■ WHAT THE EXERCISE ASKS
Reproduce the records exactly.

(Records)
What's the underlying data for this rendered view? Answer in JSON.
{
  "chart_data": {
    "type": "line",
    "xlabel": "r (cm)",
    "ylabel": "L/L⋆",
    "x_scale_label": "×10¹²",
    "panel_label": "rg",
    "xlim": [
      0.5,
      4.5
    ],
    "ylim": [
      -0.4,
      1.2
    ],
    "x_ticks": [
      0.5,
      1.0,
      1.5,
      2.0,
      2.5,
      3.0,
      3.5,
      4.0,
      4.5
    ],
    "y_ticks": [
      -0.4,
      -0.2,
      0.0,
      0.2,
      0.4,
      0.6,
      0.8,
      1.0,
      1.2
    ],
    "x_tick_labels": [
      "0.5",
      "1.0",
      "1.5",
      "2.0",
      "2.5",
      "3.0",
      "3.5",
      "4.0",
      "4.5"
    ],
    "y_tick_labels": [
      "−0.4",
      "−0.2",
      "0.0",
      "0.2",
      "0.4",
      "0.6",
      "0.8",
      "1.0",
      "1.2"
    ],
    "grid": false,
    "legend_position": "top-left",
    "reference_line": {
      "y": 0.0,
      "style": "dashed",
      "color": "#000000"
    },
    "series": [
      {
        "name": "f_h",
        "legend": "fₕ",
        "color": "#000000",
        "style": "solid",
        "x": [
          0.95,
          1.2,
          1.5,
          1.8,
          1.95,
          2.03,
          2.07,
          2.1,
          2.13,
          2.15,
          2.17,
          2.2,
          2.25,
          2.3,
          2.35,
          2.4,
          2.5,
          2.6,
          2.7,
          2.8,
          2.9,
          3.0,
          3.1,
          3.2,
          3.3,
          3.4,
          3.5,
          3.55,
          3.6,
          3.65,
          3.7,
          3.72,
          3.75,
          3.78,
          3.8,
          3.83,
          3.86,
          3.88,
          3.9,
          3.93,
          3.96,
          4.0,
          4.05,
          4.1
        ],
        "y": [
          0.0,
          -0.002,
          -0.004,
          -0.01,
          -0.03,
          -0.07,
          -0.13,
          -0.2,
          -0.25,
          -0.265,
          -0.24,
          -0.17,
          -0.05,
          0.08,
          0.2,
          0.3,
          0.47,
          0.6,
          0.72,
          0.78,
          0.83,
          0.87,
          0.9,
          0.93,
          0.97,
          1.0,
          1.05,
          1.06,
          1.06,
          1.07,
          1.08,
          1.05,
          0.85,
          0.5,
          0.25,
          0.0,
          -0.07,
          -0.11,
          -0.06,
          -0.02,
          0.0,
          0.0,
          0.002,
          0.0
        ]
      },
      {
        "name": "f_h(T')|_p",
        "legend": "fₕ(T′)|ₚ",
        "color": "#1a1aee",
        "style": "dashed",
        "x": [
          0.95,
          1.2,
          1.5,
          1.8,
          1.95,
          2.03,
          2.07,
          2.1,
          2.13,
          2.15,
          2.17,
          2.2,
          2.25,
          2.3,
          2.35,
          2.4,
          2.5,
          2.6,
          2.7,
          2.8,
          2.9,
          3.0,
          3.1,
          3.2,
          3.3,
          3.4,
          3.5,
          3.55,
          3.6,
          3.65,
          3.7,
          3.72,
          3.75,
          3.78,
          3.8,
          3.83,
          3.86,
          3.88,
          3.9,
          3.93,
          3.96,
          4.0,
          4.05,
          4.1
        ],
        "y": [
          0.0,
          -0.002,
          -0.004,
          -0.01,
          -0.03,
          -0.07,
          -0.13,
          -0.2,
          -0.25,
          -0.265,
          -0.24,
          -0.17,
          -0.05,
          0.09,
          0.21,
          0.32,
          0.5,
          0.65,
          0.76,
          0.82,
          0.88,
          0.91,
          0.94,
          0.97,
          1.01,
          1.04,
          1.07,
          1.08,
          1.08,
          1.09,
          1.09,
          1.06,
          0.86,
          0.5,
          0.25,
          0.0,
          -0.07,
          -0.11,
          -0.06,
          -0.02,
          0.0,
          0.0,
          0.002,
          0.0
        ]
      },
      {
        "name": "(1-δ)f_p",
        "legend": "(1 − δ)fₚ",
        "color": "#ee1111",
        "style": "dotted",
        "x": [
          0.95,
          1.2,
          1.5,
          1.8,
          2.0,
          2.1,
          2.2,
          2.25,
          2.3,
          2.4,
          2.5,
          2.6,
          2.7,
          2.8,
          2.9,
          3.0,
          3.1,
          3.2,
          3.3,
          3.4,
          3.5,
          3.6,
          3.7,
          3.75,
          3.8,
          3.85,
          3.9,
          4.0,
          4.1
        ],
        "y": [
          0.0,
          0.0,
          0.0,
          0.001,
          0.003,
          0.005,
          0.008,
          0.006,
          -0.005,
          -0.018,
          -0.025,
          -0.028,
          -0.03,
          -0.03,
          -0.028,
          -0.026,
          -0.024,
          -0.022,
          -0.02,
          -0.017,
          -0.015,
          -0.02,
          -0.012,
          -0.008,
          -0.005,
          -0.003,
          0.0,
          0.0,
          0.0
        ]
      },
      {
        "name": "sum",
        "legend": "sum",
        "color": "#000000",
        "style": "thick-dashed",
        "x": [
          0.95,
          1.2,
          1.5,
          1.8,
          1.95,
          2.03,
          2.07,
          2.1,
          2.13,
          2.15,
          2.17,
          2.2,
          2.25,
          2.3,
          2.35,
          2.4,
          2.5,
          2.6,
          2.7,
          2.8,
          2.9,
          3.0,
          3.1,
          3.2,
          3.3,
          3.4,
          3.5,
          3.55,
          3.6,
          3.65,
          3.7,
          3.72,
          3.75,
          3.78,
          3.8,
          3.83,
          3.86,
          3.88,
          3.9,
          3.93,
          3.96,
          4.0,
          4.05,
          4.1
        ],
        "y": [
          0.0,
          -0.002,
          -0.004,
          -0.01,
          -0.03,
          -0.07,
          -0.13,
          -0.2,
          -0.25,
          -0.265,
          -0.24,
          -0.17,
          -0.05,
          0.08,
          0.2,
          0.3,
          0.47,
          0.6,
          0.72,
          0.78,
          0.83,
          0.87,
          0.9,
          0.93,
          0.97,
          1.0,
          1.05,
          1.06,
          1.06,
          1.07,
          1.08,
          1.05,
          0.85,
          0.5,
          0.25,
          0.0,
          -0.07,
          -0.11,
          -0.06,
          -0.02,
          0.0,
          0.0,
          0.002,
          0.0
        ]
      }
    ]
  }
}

■ EXERCISE ANSWER
What's the underlying data for this rendered view? Answer in JSON.
{
  "chart_data": {
    "type": "line",
    "xlabel": "r (cm)",
    "ylabel": "L/L⋆",
    "x_scale_label": "×10¹²",
    "panel_label": "rg",
    "xlim": [
      0.5,
      4.5
    ],
    "ylim": [
      -0.4,
      1.2
    ],
    "x_ticks": [
      0.5,
      1.0,
      1.5,
      2.0,
      2.5,
      3.0,
      3.5,
      4.0,
      4.5
    ],
    "y_ticks": [
      -0.4,
      -0.2,
      0.0,
      0.2,
      0.4,
      0.6,
      0.8,
      1.0,
      1.2
    ],
    "x_tick_labels": [
      "0.5",
      "1.0",
      "1.5",
      "2.0",
      "2.5",
      "3.0",
      "3.5",
      "4.0",
      "4.5"
    ],
    "y_tick_labels": [
      "−0.4",
      "−0.2",
      "0.0",
      "0.2",
      "0.4",
      "0.6",
      "0.8",
      "1.0",
      "1.2"
    ],
    "grid": false,
    "legend_position": "top-left",
    "reference_line": {
      "y": 0.0,
      "style": "dashed",
      "color": "#000000"
    },
    "series": [
      {
        "name": "f_h",
        "legend": "fₕ",
        "color": "#000000",
        "style": "solid",
        "x": [
          0.95,
          1.2,
          1.5,
          1.8,
          1.95,
          2.03,
          2.07,
          2.1,
          2.13,
          2.15,
          2.17,
          2.2,
          2.25,
          2.3,
          2.35,
          2.4,
          2.5,
          2.6,
          2.7,
          2.8,
          2.9,
          3.0,
          3.1,
          3.2,
          3.3,
          3.4,
          3.5,
          3.55,
          3.6,
          3.65,
          3.7,
          3.72,
          3.75,
          3.78,
          3.8,
          3.83,
          3.86,
          3.88,
          3.9,
          3.93,
          3.96,
          4.0,
          4.05,
          4.1
        ],
        "y": [
          0.0,
          -0.002,
          -0.004,
          -0.01,
          -0.03,
          -0.07,
          -0.13,
          -0.2,
          -0.25,
          -0.265,
          -0.24,
          -0.17,
          -0.05,
          0.08,
          0.2,
          0.3,
          0.47,
          0.6,
          0.72,
          0.78,
          0.83,
          0.87,
          0.9,
          0.93,
          0.97,
          1.0,
          1.05,
          1.06,
          1.06,
          1.07,
          1.08,
          1.05,
          0.85,
          0.5,
          0.25,
          0.0,
          -0.07,
          -0.11,
          -0.06,
          -0.02,
          0.0,
          0.0,
          0.002,
          0.0
        ]
      },
      {
        "name": "f_h(T')|_p",
        "legend": "fₕ(T′)|ₚ",
        "color": "#1a1aee",
        "style": "dashed",
        "x": [
          0.95,
          1.2,
          1.5,
          1.8,
          1.95,
          2.03,
          2.07,
          2.1,
          2.13,
          2.15,
          2.17,
          2.2,
          2.25,
          2.3,
          2.35,
          2.4,
          2.5,
          2.6,
          2.7,
          2.8,
          2.9,
          3.0,
          3.1,
          3.2,
          3.3,
          3.4,
          3.5,
          3.55,
          3.6,
          3.65,
          3.7,
          3.72,
          3.75,
          3.78,
          3.8,
          3.83,
          3.86,
          3.88,
          3.9,
          3.93,
          3.96,
          4.0,
          4.05,
          4.1
        ],
        "y": [
          0.0,
          -0.002,
          -0.004,
          -0.01,
          -0.03,
          -0.07,
          -0.13,
          -0.2,
          -0.25,
          -0.265,
          -0.24,
          -0.17,
          -0.05,
          0.09,
          0.21,
          0.32,
          0.5,
          0.65,
          0.76,
          0.82,
          0.88,
          0.91,
          0.94,
          0.97,
          1.01,
          1.04,
          1.07,
          1.08,
          1.08,
          1.09,
          1.09,
          1.06,
          0.86,
          0.5,
          0.25,
          0.0,
          -0.07,
          -0.11,
          -0.06,
          -0.02,
          0.0,
          0.0,
          0.002,
          0.0
        ]
      },
      {
        "name": "(1-δ)f_p",
        "legend": "(1 − δ)fₚ",
        "color": "#ee1111",
        "style": "dotted",
        "x": [
          0.95,
          1.2,
          1.5,
          1.8,
          2.0,
          2.1,
          2.2,
          2.25,
          2.3,
          2.4,
          2.5,
          2.6,
          2.7,
          2.8,
          2.9,
          3.0,
          3.1,
          3.2,
          3.3,
          3.4,
          3.5,
          3.6,
          3.7,
          3.75,
          3.8,
          3.85,
          3.9,
          4.0,
          4.1
        ],
        "y": [
          0.0,
          0.0,
          0.0,
          0.001,
          0.003,
          0.005,
          0.008,
          0.006,
          -0.005,
          -0.018,
          -0.025,
          -0.028,
          -0.03,
          -0.03,
          -0.028,
          -0.026,
          -0.024,
          -0.022,
          -0.02,
          -0.017,
          -0.015,
          -0.02,
          -0.012,
          -0.008,
          -0.005,
          -0.003,
          0.0,
          0.0,
          0.0
        ]
      },
      {
        "name": "sum",
        "legend": "sum",
        "color": "#000000",
        "style": "thick-dashed",
        "x": [
          0.95,
          1.2,
          1.5,
          1.8,
          1.95,
          2.03,
          2.07,
          2.1,
          2.13,
          2.15,
          2.17,
          2.2,
          2.25,
          2.3,
          2.35,
          2.4,
          2.5,
          2.6,
          2.7,
          2.8,
          2.9,
          3.0,
          3.1,
          3.2,
          3.3,
          3.4,
          3.5,
          3.55,
          3.6,
          3.65,
          3.7,
          3.72,
          3.75,
          3.78,
          3.8,
          3.83,
          3.86,
          3.88,
          3.9,
          3.93,
          3.96,
          4.0,
          4.05,
          4.1
        ],
        "y": [
          0.0,
          -0.002,
          -0.004,
          -0.01,
          -0.03,
          -0.07,
          -0.13,
          -0.2,
          -0.25,
          -0.265,
          -0.24,
          -0.17,
          -0.05,
          0.08,
          0.2,
          0.3,
          0.47,
          0.6,
          0.72,
          0.78,
          0.83,
          0.87,
          0.9,
          0.93,
          0.97,
          1.0,
          1.05,
          1.06,
          1.06,
          1.07,
          1.08,
          1.05,
          0.85,
          0.5,
          0.25,
          0.0,
          -0.07,
          -0.11,
          -0.06,
          -0.02,
          0.0,
          0.0,
          0.002,
          0.0
        ]
      }
    ]
  }
}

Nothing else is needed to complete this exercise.